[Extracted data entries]
----

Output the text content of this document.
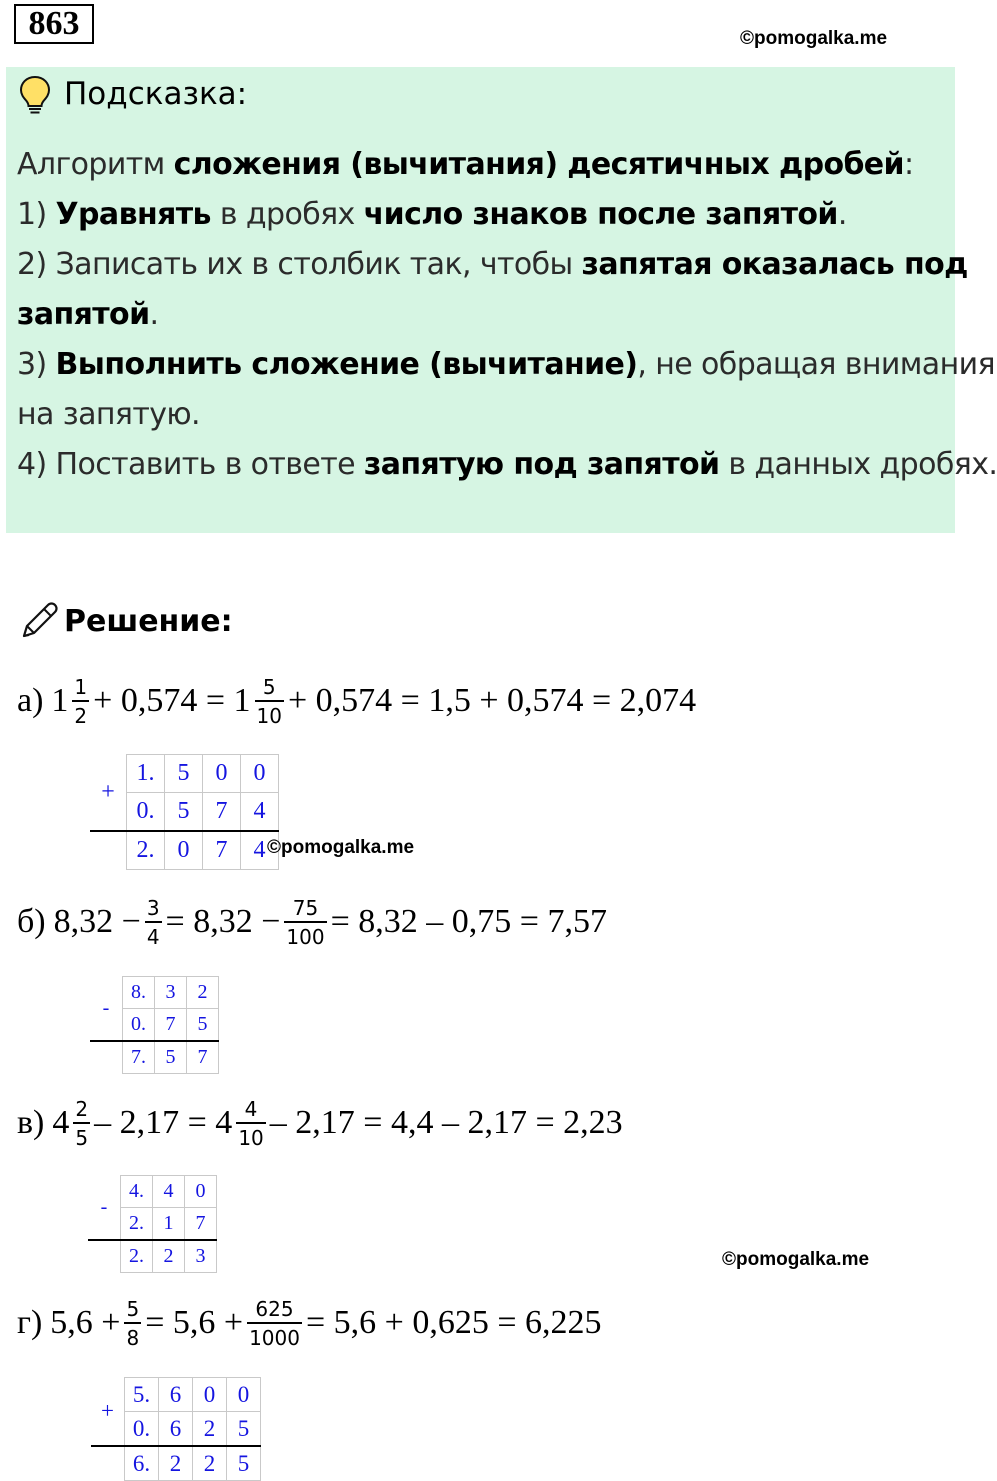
863	©pomogalka.me
Подсказка:
Алгоритм сложения (вычитания) десятичных дробей:
1) Уравнять в дробях число знаков после запятой.
2) Записать их в столбик так, чтобы запятая оказалась под
запятой.
3) Выполнить сложение (вычитание), не обращая внимания
на запятую.
4) Поставить в ответе запятую под запятой в данных дробях.
Решение:
а) $1 \frac{1}{2} + 0,574 = 1 \frac{5}{10} + 0,574 = 1,5 + 0,574 = 2,074$
+	1.	5	0	0
	0.	5	7	4
	2.	0	7	4
б) $8,32 - \frac{3}{4} = 8,32 - \frac{75}{100} = 8,32 - 0,75 = 7,57$
-	8.	3	2
	0.	7	5
	7.	5	7
в) $4 \frac{2}{5} - 2,17 = 4 \frac{4}{10} - 2,17 = 4,4 - 2,17 = 2,23$
-	4.	4	0
	2.	1	7
	2.	2	3
г) $5,6 + \frac{5}{8} = 5,6 + \frac{625}{1000} = 5,6 + 0,625 = 6,225$
+	5.	6	0	0
	0.	6	2	5
	6.	2	2	5
©pomogalka.me
©pomogalka.me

----

* _Aim of the exercise_: Leave out the pictures and give the listing above again exactly.

* _Response to the task_:
Output the text content of this document.
863	©pomogalka.me
Подсказка:
Алгоритм сложения (вычитания) десятичных дробей:
1) Уравнять в дробях число знаков после запятой.
2) Записать их в столбик так, чтобы запятая оказалась под
запятой.
3) Выполнить сложение (вычитание), не обращая внимания
на запятую.
4) Поставить в ответе запятую под запятой в данных дробях.
Решение:
а) $1 \frac{1}{2} + 0,574 = 1 \frac{5}{10} + 0,574 = 1,5 + 0,574 = 2,074$
+	1.	5	0	0
	0.	5	7	4
	2.	0	7	4
б) $8,32 - \frac{3}{4} = 8,32 - \frac{75}{100} = 8,32 - 0,75 = 7,57$
-	8.	3	2
	0.	7	5
	7.	5	7
в) $4 \frac{2}{5} - 2,17 = 4 \frac{4}{10} - 2,17 = 4,4 - 2,17 = 2,23$
-	4.	4	0
	2.	1	7
	2.	2	3
г) $5,6 + \frac{5}{8} = 5,6 + \frac{625}{1000} = 5,6 + 0,625 = 6,225$
+	5.	6	0	0
	0.	6	2	5
	6.	2	2	5
©pomogalka.me
©pomogalka.me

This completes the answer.